— start Listed entries —

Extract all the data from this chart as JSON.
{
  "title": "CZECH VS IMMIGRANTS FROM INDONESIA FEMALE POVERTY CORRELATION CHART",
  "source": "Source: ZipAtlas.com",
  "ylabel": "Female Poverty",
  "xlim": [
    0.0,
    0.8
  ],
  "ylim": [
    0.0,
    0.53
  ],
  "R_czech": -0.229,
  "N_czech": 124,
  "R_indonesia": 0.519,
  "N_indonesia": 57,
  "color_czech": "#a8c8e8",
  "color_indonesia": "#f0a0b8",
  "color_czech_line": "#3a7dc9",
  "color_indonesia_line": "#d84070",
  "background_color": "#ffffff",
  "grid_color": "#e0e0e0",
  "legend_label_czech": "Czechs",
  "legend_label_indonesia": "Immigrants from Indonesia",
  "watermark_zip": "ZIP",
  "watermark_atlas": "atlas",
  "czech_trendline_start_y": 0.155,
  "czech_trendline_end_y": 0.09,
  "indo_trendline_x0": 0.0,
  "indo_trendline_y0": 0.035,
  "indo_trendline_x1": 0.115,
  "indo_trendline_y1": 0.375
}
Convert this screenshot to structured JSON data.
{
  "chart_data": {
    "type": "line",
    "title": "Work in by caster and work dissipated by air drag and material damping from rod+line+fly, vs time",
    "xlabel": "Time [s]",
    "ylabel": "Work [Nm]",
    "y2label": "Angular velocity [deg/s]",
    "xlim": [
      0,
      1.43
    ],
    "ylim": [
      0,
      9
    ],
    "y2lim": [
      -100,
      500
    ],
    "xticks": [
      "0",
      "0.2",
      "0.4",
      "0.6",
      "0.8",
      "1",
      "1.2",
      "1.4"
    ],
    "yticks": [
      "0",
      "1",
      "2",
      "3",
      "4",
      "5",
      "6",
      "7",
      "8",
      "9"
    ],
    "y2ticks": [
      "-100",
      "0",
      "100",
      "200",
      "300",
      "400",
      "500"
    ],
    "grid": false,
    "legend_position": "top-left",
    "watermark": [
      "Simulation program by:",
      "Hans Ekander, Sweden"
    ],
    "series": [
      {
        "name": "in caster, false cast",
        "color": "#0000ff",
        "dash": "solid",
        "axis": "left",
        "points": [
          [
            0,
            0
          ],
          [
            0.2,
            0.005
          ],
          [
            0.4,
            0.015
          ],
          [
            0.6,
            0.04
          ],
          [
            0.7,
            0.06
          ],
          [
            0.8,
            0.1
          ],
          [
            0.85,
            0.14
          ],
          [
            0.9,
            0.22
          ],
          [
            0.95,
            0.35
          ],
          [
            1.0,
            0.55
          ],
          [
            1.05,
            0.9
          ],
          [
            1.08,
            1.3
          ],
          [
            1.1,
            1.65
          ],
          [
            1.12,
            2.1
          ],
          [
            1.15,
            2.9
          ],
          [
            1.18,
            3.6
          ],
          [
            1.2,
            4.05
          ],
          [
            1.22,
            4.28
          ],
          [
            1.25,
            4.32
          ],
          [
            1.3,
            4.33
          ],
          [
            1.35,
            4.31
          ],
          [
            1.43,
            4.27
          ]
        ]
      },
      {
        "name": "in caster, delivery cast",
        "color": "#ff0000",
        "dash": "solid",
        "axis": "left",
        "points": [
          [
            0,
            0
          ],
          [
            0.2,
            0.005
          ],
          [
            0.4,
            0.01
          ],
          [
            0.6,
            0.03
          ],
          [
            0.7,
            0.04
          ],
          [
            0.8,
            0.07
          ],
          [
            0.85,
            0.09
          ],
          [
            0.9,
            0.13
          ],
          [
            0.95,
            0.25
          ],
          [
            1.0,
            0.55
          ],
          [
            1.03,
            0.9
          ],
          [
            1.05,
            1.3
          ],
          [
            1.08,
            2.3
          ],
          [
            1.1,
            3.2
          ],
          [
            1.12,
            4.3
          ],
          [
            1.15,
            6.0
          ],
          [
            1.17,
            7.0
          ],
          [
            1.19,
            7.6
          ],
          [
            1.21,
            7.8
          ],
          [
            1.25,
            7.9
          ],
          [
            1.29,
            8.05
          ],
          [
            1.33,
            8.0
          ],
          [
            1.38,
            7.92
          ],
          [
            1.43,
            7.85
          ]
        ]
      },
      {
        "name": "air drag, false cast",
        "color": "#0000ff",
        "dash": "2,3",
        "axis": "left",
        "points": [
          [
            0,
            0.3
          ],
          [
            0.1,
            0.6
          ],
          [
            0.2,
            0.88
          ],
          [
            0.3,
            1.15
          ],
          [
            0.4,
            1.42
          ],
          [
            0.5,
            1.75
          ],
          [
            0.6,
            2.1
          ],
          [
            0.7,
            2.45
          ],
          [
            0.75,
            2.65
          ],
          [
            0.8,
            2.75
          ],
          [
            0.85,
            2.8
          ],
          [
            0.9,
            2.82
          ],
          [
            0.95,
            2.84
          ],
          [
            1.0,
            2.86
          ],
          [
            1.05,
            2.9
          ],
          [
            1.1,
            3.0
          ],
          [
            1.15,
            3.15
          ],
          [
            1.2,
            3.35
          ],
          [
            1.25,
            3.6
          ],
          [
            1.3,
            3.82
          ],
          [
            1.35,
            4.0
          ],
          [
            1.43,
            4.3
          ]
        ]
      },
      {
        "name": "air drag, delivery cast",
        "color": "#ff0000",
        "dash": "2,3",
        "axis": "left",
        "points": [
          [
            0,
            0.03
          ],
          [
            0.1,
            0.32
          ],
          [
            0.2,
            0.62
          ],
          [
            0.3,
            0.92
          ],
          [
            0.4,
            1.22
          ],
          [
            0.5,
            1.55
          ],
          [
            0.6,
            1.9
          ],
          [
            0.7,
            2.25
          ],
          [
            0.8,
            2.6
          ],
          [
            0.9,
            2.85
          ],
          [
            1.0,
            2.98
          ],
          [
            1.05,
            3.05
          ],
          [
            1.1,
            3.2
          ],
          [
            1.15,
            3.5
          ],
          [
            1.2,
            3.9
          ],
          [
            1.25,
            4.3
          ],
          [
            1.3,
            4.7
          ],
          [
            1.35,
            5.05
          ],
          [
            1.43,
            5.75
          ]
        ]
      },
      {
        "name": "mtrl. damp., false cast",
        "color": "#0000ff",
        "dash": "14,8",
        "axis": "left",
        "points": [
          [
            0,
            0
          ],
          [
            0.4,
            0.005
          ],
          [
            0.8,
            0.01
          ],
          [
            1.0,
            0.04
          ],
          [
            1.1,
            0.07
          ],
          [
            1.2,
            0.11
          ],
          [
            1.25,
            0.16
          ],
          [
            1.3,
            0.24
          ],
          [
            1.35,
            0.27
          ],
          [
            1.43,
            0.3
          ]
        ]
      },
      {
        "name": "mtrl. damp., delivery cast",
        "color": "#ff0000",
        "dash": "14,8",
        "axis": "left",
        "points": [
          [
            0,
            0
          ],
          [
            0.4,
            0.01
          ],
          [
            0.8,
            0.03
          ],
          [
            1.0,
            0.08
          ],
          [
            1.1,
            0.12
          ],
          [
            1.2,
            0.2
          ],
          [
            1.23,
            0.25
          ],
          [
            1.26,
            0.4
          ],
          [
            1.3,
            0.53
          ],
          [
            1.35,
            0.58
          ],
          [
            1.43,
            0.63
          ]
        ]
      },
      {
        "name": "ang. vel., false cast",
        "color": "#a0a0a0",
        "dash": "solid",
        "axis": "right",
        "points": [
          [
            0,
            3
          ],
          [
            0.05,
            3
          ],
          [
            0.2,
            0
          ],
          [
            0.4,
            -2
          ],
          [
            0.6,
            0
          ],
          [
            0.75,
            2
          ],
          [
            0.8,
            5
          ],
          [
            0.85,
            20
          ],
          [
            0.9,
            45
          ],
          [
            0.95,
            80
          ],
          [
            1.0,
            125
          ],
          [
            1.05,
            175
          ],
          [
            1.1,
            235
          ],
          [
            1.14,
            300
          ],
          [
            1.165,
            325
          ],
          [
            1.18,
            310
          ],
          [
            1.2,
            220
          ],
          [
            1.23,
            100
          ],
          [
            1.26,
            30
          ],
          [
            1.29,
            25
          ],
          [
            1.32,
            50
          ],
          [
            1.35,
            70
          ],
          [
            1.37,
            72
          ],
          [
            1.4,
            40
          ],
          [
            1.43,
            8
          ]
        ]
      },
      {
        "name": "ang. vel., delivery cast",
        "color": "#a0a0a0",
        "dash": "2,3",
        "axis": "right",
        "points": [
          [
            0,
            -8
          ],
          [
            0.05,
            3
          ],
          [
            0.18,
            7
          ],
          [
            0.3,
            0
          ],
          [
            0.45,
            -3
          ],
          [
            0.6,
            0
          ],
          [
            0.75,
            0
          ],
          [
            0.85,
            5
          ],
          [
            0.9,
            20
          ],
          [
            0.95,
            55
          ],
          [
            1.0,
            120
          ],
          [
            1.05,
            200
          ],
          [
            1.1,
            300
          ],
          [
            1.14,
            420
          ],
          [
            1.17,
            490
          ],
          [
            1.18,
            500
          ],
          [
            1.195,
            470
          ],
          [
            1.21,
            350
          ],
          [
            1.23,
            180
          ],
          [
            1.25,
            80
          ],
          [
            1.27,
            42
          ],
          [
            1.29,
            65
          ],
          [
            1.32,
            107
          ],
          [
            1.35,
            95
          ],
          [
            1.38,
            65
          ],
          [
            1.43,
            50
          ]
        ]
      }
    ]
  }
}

— end Listed entries —

• _Brief_: In the listing, find every line with the word "ylabel" and state how many there are, nothing more.

• _Answer for this exercise_: 2